Quote exactly the lines running from the line with "Output the text content of this document." to the end of the entries, including both, and nothing else.
+++ Extracted entries +++
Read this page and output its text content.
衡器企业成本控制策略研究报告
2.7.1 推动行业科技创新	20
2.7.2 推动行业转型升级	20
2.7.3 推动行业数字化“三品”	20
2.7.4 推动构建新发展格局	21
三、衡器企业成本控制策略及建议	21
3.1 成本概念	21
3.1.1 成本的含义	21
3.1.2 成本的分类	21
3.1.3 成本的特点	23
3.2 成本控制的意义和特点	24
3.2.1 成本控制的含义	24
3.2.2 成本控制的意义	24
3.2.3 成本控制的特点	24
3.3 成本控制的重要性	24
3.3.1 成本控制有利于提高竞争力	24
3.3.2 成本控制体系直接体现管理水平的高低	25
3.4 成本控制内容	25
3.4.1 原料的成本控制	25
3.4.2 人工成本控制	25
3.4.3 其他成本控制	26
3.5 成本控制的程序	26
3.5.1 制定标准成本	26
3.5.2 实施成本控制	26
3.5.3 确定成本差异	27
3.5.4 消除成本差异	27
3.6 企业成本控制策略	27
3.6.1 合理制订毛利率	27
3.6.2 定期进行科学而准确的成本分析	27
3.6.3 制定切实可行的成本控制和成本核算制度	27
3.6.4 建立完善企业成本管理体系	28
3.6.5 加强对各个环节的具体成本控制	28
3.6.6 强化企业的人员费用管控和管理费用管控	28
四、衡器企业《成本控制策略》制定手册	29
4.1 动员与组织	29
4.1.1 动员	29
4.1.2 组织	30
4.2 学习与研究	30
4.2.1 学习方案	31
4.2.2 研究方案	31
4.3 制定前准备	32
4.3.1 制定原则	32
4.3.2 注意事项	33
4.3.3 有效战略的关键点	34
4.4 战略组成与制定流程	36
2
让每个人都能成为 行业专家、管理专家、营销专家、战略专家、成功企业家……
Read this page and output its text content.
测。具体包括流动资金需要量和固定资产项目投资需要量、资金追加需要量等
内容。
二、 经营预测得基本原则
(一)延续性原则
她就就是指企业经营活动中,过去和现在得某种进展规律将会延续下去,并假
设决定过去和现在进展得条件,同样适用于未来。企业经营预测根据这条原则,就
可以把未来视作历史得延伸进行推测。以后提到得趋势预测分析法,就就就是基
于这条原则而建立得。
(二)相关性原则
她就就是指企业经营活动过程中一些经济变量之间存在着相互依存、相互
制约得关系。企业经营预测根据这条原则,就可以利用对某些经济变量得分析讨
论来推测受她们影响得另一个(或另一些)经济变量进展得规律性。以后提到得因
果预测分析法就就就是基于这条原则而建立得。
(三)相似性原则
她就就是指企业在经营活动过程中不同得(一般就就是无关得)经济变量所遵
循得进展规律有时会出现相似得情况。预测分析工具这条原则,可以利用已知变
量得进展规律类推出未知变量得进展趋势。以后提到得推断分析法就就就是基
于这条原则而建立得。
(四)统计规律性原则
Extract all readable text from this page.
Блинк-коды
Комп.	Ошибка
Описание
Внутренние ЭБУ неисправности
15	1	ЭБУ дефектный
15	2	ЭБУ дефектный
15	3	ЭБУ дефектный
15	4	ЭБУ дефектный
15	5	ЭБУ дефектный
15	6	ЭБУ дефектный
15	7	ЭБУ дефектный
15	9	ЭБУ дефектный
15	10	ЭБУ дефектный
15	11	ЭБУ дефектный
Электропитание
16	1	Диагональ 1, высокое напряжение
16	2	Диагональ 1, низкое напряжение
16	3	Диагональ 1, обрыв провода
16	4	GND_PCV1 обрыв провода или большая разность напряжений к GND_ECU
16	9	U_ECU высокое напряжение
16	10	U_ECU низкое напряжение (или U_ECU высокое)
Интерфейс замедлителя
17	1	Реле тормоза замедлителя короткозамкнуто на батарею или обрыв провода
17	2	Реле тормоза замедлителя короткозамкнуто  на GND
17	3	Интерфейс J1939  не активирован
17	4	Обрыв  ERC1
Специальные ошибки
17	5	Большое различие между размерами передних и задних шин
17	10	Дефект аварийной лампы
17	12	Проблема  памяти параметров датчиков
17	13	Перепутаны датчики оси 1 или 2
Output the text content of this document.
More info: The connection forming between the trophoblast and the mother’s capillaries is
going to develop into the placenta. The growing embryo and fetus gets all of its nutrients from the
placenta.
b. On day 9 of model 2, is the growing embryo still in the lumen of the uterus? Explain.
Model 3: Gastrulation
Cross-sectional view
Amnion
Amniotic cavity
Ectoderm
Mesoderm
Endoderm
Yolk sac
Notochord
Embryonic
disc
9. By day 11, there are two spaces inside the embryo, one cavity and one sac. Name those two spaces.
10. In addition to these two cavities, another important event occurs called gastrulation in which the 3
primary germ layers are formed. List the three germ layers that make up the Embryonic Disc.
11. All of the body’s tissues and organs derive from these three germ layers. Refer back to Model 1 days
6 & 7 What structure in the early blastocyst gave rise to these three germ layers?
+++
▶ [Problem solution]
Output the text content of this document.
More info: The connection forming between the trophoblast and the mother’s capillaries is
going to develop into the placenta. The growing embryo and fetus gets all of its nutrients from the
placenta.
b. On day 9 of model 2, is the growing embryo still in the lumen of the uterus? Explain.
Model 3: Gastrulation
Cross-sectional view
Amnion
Amniotic cavity
Ectoderm
Mesoderm
Endoderm
Yolk sac
Notochord
Embryonic
disc
9. By day 11, there are two spaces inside the embryo, one cavity and one sac. Name those two spaces.
10. In addition to these two cavities, another important event occurs called gastrulation in which the 3
primary germ layers are formed. List the three germ layers that make up the Embryonic Disc.
11. All of the body’s tissues and organs derive from these three germ layers. Refer back to Model 1 days
6 & 7 What structure in the early blastocyst gave rise to these three germ layers?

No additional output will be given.